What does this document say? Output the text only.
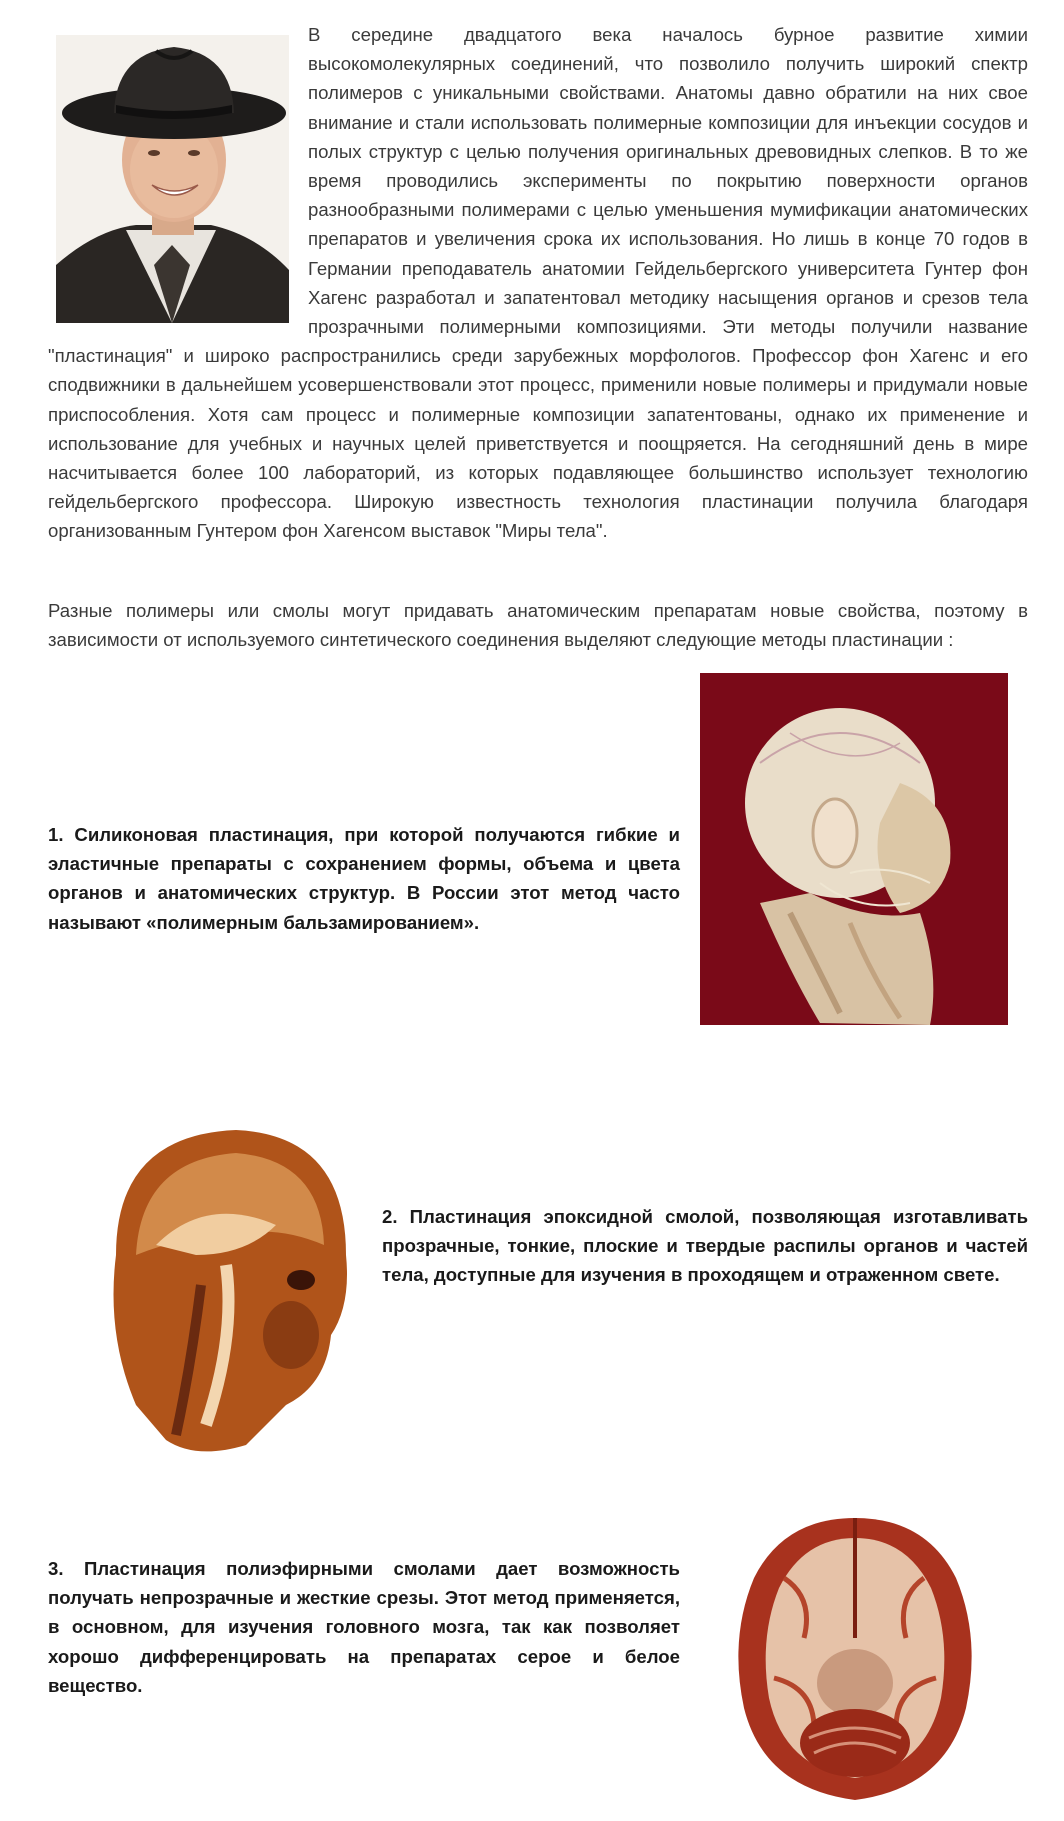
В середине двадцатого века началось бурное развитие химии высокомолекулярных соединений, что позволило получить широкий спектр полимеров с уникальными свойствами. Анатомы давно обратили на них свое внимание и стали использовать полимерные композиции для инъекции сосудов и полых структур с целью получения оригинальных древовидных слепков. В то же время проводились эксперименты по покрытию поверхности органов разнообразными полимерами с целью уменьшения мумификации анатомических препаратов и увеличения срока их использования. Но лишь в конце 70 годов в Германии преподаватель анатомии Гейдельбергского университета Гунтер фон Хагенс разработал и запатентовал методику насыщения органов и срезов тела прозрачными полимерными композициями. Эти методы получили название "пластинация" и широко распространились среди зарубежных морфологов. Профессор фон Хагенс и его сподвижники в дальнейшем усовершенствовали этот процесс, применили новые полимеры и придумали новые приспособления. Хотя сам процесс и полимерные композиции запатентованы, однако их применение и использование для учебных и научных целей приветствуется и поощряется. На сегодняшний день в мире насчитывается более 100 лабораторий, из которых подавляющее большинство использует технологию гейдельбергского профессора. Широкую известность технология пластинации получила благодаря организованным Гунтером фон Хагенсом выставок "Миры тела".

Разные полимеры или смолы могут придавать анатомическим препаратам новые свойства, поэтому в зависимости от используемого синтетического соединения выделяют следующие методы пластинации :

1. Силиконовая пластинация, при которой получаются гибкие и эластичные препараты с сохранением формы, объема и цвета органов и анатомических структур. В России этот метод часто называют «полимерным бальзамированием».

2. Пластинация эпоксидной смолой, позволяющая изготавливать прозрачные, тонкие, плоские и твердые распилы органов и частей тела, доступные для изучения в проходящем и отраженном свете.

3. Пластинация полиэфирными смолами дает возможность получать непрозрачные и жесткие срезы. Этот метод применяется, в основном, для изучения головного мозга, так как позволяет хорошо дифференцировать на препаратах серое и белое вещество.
· · · ·
**Do this:**
Return the listing above unchanged, apart from dropping its pictures.

**Answer for the task:**
What does this document say? Output the text only.
В середине двадцатого века началось бурное развитие химии высокомолекулярных соединений, что позволило получить широкий спектр полимеров с уникальными свойствами. Анатомы давно обратили на них свое внимание и стали использовать полимерные композиции для инъекции сосудов и полых структур с целью получения оригинальных древовидных слепков. В то же время проводились эксперименты по покрытию поверхности органов разнообразными полимерами с целью уменьшения мумификации анатомических препаратов и увеличения срока их использования. Но лишь в конце 70 годов в Германии преподаватель анатомии Гейдельбергского университета Гунтер фон Хагенс разработал и запатентовал методику насыщения органов и срезов тела прозрачными полимерными композициями. Эти методы получили название "пластинация" и широко распространились среди зарубежных морфологов. Профессор фон Хагенс и его сподвижники в дальнейшем усовершенствовали этот процесс, применили новые полимеры и придумали новые приспособления. Хотя сам процесс и полимерные композиции запатентованы, однако их применение и использование для учебных и научных целей приветствуется и поощряется. На сегодняшний день в мире насчитывается более 100 лабораторий, из которых подавляющее большинство использует технологию гейдельбергского профессора. Широкую известность технология пластинации получила благодаря организованным Гунтером фон Хагенсом выставок "Миры тела".

Разные полимеры или смолы могут придавать анатомическим препаратам новые свойства, поэтому в зависимости от используемого синтетического соединения выделяют следующие методы пластинации :

1. Силиконовая пластинация, при которой получаются гибкие и эластичные препараты с сохранением формы, объема и цвета органов и анатомических структур. В России этот метод часто называют «полимерным бальзамированием».

2. Пластинация эпоксидной смолой, позволяющая изготавливать прозрачные, тонкие, плоские и твердые распилы органов и частей тела, доступные для изучения в проходящем и отраженном свете.

3. Пластинация полиэфирными смолами дает возможность получать непрозрачные и жесткие срезы. Этот метод применяется, в основном, для изучения головного мозга, так как позволяет хорошо дифференцировать на препаратах серое и белое вещество.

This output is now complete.